— Start of Available data —

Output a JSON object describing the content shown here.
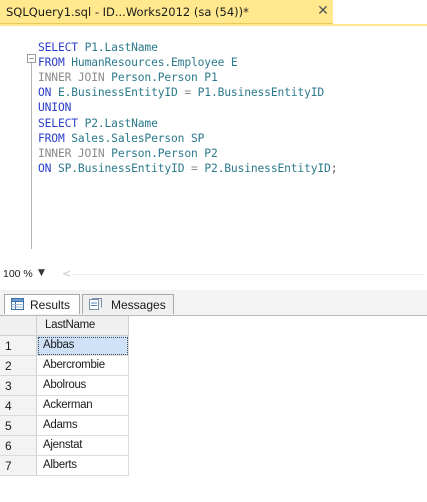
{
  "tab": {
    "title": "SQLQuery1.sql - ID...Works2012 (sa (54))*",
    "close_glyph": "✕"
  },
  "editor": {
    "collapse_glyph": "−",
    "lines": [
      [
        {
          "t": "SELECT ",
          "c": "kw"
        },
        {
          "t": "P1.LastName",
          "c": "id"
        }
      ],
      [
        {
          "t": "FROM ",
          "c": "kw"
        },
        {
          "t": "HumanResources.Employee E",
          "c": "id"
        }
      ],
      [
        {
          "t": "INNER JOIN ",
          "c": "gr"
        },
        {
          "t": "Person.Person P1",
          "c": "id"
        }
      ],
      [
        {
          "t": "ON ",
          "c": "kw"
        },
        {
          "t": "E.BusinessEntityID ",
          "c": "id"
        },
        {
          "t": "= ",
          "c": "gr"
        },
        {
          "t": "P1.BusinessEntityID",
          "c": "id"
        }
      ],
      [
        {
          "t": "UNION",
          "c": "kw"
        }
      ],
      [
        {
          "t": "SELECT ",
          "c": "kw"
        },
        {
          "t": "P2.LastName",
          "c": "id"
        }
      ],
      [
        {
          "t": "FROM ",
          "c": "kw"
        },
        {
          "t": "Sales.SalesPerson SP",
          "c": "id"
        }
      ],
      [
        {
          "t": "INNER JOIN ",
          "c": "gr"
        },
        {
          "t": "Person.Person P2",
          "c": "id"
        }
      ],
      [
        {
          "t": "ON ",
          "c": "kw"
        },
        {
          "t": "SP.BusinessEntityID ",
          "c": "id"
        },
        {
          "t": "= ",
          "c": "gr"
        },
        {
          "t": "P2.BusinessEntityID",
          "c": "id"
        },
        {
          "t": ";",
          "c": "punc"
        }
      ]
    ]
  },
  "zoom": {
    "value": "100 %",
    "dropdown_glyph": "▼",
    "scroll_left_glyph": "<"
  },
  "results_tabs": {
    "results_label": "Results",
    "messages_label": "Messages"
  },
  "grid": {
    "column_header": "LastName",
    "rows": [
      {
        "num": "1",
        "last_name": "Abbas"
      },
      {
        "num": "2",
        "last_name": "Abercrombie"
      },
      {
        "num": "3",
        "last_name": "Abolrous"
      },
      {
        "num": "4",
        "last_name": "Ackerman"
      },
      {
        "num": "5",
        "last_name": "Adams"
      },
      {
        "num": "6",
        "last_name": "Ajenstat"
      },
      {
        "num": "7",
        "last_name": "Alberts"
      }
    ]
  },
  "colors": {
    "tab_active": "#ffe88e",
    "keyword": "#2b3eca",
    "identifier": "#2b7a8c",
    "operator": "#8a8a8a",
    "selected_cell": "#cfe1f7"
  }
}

— End of Available data —
— Start of Available data —

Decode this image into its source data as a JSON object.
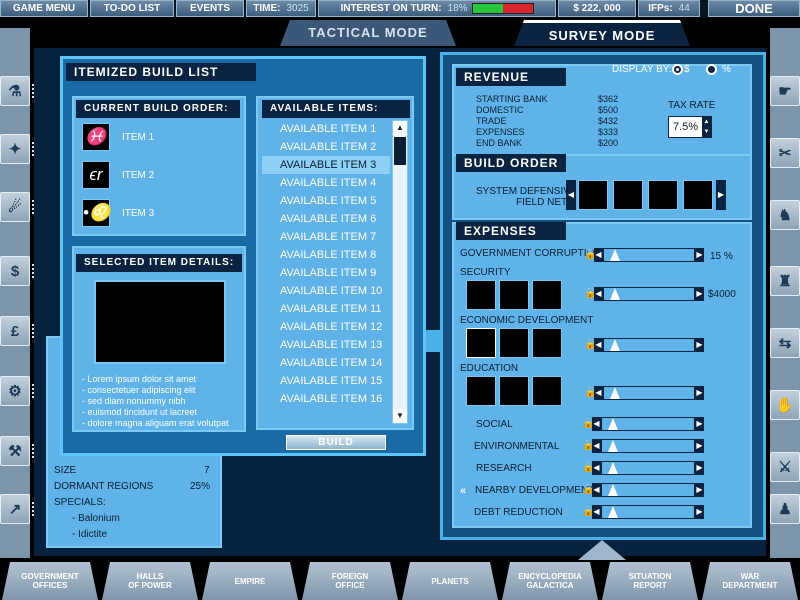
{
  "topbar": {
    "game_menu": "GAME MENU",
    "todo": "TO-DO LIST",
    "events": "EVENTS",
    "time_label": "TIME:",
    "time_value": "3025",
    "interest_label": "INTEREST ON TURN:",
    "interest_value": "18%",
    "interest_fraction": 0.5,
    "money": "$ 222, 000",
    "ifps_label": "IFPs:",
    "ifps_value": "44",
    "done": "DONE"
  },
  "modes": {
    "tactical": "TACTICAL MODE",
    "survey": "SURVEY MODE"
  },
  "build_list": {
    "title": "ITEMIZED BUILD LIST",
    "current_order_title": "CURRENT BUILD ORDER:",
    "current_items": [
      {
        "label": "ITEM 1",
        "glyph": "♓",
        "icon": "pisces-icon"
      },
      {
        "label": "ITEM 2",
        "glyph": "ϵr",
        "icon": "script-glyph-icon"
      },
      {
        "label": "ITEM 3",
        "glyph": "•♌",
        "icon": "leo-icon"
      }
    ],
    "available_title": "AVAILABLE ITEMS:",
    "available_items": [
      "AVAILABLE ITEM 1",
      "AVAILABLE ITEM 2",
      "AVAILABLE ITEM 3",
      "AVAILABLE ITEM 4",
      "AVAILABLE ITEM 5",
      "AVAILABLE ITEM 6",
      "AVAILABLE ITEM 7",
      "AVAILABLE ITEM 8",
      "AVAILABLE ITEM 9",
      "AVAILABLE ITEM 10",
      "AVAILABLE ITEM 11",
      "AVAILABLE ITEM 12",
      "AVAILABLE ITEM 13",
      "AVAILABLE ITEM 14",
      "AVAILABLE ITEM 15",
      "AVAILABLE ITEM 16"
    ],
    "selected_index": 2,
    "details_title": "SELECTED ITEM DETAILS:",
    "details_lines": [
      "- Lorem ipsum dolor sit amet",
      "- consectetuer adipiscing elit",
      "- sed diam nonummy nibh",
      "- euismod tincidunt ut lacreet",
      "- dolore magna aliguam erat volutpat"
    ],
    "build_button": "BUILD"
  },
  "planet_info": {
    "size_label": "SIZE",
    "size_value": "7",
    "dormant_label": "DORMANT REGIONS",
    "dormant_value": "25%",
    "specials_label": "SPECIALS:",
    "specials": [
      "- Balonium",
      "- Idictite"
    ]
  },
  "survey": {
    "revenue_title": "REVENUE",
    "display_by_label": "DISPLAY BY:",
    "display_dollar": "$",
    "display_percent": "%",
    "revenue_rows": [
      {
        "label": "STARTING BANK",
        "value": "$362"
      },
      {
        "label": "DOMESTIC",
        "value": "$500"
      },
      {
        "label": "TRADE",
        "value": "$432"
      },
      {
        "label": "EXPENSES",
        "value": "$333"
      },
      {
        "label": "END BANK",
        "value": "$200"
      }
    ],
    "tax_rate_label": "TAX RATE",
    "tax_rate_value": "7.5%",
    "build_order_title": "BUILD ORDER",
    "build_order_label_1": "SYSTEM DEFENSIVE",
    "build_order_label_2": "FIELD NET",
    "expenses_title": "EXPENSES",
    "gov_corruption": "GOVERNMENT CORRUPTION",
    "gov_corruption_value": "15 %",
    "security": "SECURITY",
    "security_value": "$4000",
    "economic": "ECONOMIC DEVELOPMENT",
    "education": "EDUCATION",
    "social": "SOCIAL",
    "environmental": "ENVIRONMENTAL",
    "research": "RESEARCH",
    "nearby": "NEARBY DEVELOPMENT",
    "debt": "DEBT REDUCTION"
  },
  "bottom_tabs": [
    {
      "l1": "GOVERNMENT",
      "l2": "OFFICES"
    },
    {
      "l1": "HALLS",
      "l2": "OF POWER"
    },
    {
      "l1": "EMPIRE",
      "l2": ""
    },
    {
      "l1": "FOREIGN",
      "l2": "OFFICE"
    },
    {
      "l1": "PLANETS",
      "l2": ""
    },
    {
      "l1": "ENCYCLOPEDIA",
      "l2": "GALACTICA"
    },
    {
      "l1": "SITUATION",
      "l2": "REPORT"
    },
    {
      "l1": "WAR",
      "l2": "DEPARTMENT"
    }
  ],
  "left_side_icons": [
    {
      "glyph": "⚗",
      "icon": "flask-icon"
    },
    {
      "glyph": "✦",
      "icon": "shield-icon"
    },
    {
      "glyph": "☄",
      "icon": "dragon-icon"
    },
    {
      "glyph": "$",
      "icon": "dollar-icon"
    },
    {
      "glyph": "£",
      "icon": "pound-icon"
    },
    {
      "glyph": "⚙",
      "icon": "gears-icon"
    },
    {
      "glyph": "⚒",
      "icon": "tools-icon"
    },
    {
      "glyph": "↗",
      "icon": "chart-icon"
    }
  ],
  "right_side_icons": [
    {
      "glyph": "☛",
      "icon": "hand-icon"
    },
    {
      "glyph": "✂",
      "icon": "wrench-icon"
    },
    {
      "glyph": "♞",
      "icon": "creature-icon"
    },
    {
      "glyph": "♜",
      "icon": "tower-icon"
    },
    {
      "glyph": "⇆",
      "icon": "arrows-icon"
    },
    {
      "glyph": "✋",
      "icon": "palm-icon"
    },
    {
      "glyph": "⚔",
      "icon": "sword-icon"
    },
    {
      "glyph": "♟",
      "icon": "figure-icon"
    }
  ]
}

— End of Available data —

• **Problem details**
Copy each line of the data above that holds "GOVERNMENT".

• **Answer for the task**
    "gov_corruption": "GOVERNMENT CORRUPTION",
      "l1": "GOVERNMENT",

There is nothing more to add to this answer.